(Saved entries)
-----
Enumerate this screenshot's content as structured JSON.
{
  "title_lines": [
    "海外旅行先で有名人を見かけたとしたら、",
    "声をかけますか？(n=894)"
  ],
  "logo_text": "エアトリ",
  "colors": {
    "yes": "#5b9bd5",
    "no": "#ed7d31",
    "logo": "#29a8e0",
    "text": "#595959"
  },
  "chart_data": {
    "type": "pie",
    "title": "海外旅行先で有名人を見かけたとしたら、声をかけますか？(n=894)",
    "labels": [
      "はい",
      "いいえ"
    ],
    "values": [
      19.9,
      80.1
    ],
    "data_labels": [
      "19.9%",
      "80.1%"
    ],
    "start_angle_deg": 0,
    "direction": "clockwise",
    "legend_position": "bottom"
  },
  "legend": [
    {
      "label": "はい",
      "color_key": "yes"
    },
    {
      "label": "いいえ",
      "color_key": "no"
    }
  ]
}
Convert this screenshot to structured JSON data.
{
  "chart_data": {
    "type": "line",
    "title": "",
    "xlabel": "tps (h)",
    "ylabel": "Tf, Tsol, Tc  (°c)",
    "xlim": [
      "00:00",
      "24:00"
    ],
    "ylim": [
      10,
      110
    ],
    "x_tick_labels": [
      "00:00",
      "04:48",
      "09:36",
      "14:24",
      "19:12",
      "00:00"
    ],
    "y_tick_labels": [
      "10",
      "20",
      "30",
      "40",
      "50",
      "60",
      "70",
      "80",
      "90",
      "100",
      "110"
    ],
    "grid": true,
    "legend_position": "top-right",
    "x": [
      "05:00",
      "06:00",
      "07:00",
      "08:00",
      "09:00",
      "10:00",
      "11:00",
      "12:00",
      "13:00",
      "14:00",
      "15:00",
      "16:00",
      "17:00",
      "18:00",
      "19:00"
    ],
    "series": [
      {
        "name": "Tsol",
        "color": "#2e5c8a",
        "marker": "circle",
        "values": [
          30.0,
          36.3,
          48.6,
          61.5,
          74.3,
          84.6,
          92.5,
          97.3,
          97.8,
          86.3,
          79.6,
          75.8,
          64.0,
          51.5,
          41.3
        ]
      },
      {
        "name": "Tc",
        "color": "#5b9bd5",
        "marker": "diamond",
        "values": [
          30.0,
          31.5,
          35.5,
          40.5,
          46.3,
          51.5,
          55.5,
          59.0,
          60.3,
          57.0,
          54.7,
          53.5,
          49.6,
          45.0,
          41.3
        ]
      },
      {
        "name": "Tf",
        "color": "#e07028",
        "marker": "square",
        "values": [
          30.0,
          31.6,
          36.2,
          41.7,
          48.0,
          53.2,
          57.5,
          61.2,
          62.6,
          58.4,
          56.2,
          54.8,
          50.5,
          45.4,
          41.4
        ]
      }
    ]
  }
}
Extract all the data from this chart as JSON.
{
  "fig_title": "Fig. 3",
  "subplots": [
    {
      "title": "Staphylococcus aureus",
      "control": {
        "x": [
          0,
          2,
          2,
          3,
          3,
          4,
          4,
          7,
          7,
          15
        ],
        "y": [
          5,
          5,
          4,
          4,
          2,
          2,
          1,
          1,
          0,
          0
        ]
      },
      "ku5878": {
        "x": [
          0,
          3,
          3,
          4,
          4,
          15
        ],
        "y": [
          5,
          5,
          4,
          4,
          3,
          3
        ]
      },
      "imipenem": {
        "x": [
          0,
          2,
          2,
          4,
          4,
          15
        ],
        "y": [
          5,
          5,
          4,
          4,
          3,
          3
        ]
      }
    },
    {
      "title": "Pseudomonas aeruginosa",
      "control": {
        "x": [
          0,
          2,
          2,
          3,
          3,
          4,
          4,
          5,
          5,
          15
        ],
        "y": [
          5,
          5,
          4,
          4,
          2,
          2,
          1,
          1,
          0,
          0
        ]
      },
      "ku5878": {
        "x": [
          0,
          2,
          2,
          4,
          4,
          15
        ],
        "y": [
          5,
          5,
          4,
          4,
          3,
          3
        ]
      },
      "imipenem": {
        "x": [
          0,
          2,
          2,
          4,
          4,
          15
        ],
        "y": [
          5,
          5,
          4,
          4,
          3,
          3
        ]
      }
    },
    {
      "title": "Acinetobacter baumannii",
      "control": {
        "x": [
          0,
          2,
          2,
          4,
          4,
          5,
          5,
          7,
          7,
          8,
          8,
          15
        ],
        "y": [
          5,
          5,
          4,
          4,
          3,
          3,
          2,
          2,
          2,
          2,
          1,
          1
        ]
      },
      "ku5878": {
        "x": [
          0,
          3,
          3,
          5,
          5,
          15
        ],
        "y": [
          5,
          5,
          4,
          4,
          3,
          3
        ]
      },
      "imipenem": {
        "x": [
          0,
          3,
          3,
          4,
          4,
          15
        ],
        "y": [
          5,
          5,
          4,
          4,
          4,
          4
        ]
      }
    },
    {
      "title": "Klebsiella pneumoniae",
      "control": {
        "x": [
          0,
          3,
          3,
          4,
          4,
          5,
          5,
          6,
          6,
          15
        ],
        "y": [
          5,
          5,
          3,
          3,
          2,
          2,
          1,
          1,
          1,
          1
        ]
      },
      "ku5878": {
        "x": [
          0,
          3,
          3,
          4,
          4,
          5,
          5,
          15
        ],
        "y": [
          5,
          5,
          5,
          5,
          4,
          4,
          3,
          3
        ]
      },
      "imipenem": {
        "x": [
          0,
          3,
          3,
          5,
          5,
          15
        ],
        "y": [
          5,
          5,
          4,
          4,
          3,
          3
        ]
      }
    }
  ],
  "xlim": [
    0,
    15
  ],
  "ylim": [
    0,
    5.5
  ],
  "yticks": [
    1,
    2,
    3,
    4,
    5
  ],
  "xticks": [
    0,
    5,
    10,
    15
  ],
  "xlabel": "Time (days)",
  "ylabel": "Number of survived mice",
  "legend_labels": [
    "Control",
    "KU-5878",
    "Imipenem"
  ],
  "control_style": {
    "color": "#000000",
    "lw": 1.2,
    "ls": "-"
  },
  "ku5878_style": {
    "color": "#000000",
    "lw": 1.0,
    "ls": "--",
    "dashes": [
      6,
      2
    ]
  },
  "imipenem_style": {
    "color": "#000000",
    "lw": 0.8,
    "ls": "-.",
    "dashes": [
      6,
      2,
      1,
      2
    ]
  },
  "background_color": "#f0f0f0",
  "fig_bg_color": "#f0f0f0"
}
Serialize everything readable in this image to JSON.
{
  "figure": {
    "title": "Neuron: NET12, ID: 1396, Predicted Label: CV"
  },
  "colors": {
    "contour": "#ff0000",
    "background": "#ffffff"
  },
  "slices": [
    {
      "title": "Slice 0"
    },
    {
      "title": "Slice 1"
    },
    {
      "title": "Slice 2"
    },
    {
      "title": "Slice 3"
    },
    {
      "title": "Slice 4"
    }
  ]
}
-----
### Prompt
Extract exactly the lines between the line containing "Serialize everything readable" and the end of the data, including both.

### Result of the exercise
Serialize everything readable in this image to JSON.
{
  "figure": {
    "title": "Neuron: NET12, ID: 1396, Predicted Label: CV"
  },
  "colors": {
    "contour": "#ff0000",
    "background": "#ffffff"
  },
  "slices": [
    {
      "title": "Slice 0"
    },
    {
      "title": "Slice 1"
    },
    {
      "title": "Slice 2"
    },
    {
      "title": "Slice 3"
    },
    {
      "title": "Slice 4"
    }
  ]
}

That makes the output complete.